── Provided material

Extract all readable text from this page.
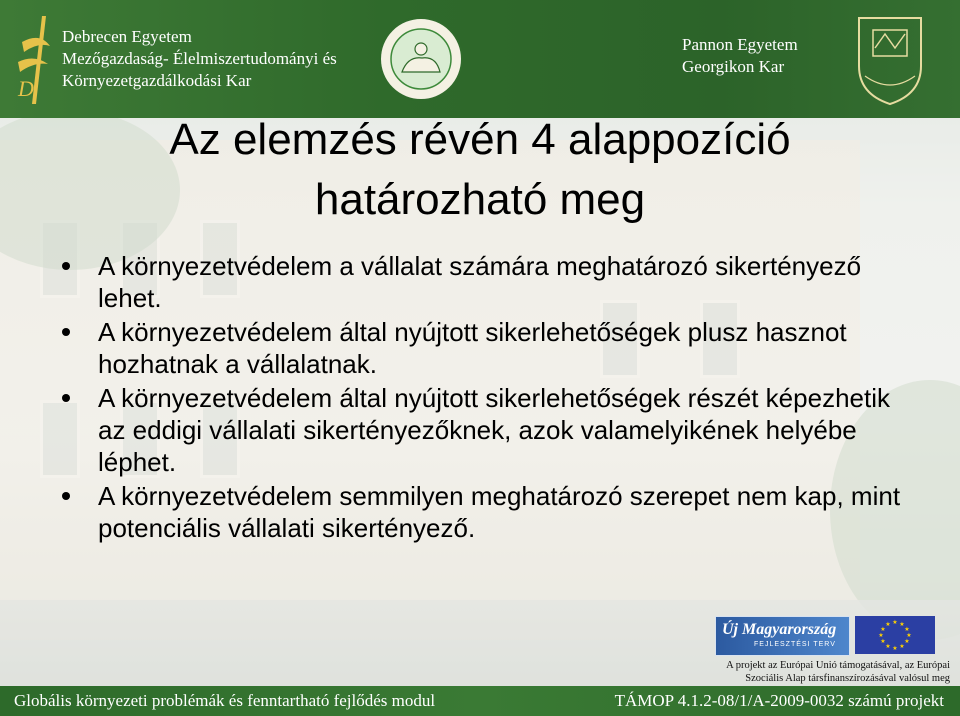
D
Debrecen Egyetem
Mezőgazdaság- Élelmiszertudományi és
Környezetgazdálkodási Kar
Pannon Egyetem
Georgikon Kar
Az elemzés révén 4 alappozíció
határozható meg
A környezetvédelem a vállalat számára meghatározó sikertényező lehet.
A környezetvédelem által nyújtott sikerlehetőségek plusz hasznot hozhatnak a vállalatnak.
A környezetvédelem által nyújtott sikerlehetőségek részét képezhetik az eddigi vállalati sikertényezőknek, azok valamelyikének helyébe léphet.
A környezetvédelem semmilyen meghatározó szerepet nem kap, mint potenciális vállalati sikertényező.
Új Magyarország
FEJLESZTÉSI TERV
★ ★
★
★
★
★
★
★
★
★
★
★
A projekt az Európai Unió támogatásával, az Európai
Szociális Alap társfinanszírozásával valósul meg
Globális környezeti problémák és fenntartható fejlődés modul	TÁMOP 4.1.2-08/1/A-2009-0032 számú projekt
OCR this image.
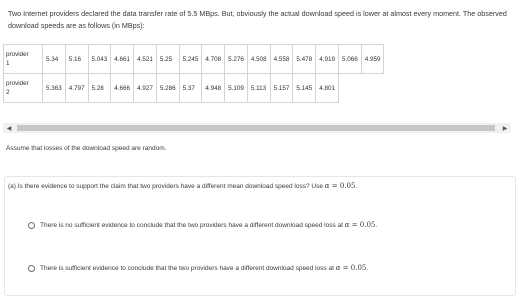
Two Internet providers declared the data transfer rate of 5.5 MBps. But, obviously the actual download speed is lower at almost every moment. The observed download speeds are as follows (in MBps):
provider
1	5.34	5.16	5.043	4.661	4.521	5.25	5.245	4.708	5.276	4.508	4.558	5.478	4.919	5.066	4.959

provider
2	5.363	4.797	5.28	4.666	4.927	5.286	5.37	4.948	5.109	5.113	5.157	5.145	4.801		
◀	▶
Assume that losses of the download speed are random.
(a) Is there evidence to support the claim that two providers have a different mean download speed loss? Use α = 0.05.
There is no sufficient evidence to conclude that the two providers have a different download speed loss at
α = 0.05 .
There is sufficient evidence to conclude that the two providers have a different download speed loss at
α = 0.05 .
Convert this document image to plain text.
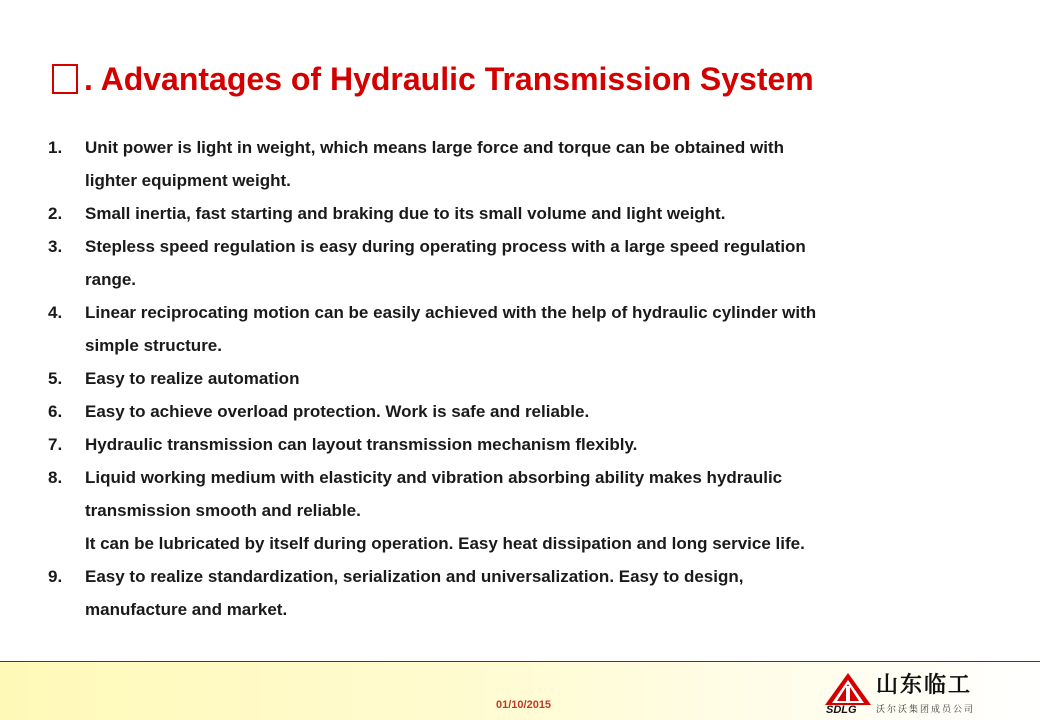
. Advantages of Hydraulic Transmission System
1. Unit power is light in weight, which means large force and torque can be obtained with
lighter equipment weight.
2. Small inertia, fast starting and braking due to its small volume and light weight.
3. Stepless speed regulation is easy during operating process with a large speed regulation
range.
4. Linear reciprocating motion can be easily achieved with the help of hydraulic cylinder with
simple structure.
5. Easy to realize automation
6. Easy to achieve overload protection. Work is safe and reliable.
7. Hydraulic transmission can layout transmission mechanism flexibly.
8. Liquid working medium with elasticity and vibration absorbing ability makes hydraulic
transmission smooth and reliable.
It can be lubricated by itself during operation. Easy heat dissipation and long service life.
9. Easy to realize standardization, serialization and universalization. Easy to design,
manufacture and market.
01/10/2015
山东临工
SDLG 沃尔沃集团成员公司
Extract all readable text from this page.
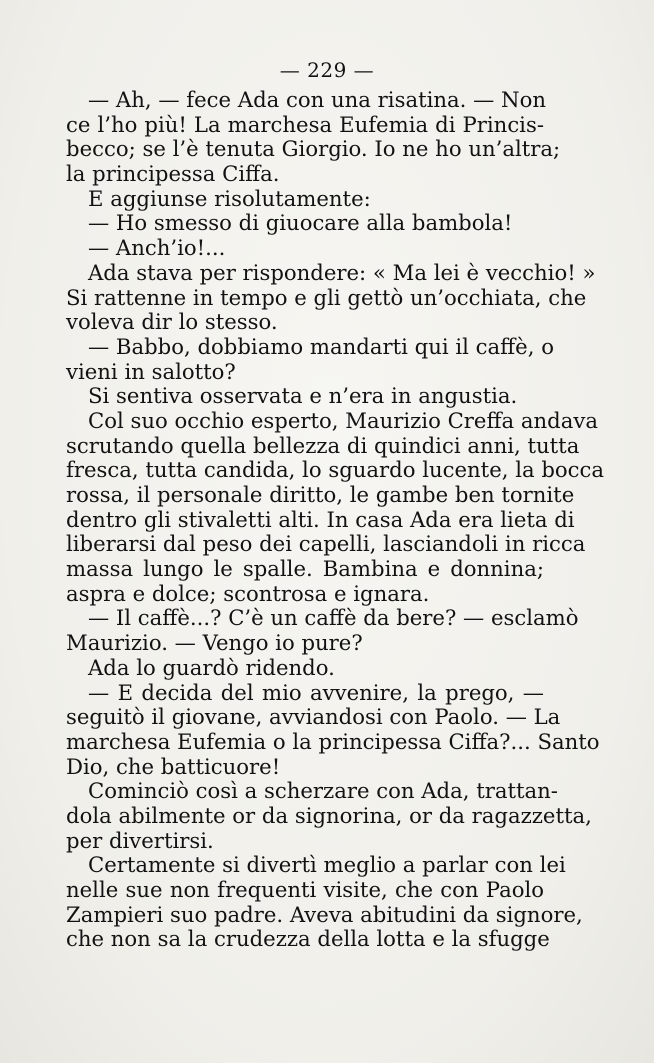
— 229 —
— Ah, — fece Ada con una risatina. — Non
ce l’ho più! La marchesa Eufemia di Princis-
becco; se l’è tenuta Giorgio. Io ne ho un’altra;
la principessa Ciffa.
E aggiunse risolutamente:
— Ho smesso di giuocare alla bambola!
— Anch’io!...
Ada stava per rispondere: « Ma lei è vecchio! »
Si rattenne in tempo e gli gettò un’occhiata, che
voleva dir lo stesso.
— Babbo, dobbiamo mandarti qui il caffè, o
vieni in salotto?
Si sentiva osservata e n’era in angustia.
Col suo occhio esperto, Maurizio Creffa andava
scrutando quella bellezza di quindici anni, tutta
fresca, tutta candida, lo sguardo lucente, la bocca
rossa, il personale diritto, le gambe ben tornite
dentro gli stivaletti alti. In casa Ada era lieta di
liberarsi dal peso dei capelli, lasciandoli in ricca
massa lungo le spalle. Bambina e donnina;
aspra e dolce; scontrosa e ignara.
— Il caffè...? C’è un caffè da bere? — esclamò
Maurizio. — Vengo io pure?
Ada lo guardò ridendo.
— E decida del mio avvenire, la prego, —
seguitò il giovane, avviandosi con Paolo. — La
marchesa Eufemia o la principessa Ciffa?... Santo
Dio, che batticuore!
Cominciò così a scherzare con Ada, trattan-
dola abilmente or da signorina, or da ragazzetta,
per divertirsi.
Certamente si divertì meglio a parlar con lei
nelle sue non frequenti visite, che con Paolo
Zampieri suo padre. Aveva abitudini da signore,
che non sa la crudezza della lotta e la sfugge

────
── Provided material

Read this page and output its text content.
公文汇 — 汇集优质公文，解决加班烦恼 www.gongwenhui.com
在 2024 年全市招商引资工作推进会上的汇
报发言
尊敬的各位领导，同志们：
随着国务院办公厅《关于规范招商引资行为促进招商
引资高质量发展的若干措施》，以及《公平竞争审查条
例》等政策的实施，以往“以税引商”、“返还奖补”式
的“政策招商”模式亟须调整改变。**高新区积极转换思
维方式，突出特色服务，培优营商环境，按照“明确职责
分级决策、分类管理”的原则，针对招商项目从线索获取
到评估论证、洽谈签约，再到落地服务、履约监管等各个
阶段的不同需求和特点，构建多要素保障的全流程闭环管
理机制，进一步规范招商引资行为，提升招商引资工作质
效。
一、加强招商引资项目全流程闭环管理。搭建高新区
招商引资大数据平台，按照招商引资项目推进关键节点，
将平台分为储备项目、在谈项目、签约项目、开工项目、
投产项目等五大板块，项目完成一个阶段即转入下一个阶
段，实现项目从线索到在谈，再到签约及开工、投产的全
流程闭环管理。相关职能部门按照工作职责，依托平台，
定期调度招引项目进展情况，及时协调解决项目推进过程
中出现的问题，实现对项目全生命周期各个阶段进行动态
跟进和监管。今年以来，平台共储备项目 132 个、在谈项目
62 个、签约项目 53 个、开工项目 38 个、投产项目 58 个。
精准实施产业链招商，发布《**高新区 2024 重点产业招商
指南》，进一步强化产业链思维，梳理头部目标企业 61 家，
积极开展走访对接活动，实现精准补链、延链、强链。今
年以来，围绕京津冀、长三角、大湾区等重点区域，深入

────
── Provided material

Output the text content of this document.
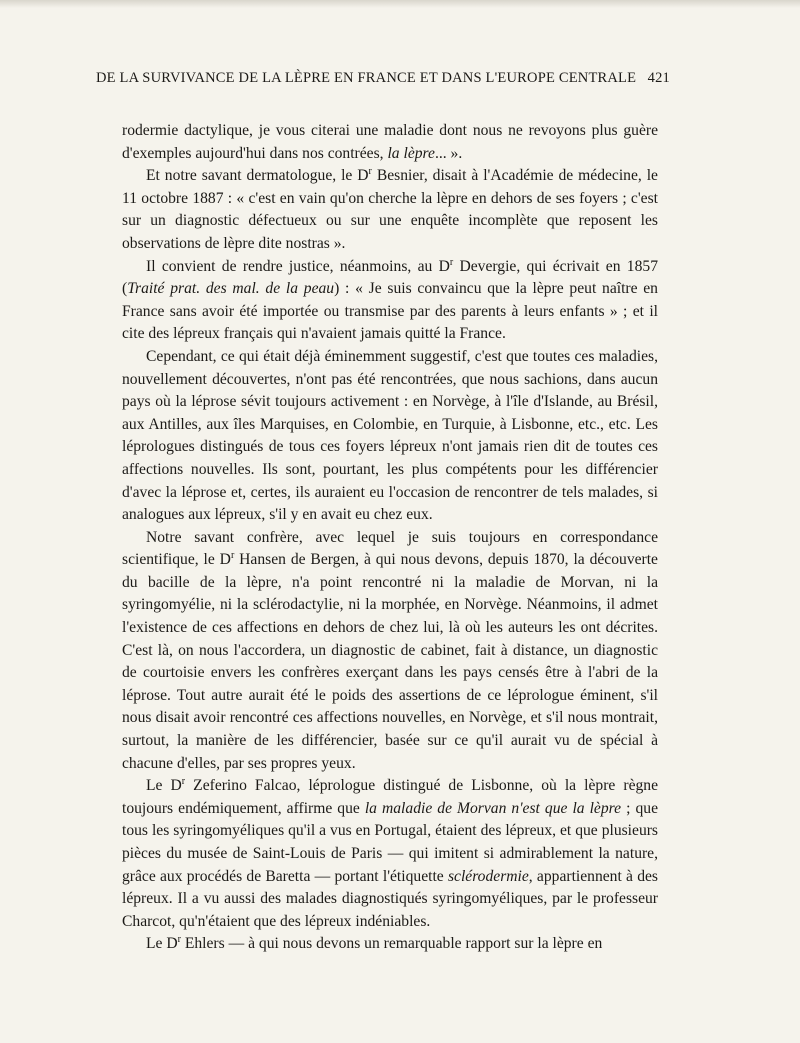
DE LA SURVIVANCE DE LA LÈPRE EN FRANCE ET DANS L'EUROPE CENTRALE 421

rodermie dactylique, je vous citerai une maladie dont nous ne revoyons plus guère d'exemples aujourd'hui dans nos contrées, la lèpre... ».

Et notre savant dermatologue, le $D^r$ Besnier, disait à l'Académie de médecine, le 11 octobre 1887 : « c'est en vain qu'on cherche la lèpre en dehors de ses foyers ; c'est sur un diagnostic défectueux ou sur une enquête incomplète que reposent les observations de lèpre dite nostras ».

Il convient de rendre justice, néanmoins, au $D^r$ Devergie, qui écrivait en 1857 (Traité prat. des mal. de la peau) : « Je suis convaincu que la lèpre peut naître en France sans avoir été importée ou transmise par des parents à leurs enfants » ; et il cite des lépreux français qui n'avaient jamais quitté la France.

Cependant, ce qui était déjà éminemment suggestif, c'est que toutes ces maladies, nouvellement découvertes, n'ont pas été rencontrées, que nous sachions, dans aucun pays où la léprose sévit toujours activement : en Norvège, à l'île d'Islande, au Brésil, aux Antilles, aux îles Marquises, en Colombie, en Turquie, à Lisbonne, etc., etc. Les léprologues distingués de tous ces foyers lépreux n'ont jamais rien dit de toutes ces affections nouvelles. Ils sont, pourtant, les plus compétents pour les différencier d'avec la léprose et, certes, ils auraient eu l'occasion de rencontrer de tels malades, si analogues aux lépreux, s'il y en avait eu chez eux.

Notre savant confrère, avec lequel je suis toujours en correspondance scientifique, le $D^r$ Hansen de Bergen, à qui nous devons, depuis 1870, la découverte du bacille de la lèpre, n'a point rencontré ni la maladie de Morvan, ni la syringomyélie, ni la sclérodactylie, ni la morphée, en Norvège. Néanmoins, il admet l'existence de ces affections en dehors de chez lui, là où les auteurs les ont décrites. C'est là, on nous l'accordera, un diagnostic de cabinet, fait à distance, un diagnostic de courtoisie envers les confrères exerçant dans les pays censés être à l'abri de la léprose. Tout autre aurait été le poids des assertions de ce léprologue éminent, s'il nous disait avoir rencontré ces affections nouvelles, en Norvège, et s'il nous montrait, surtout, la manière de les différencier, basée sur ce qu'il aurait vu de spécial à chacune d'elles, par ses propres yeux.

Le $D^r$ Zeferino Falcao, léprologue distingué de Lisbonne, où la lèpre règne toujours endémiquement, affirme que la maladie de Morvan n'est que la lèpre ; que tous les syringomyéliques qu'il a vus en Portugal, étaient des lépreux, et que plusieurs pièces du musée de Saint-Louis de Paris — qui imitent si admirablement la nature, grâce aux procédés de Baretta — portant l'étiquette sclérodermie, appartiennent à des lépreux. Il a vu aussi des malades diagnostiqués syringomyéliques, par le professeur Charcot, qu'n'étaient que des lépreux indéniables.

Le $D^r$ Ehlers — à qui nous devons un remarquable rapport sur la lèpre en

────

_What this task involves_: Copy out every line from the data above that has "tutta" in it.

_Finished exercise_:
scrutando quella bellezza di quindici anni, tutta
fresca, tutta candida, lo sguardo lucente, la bocca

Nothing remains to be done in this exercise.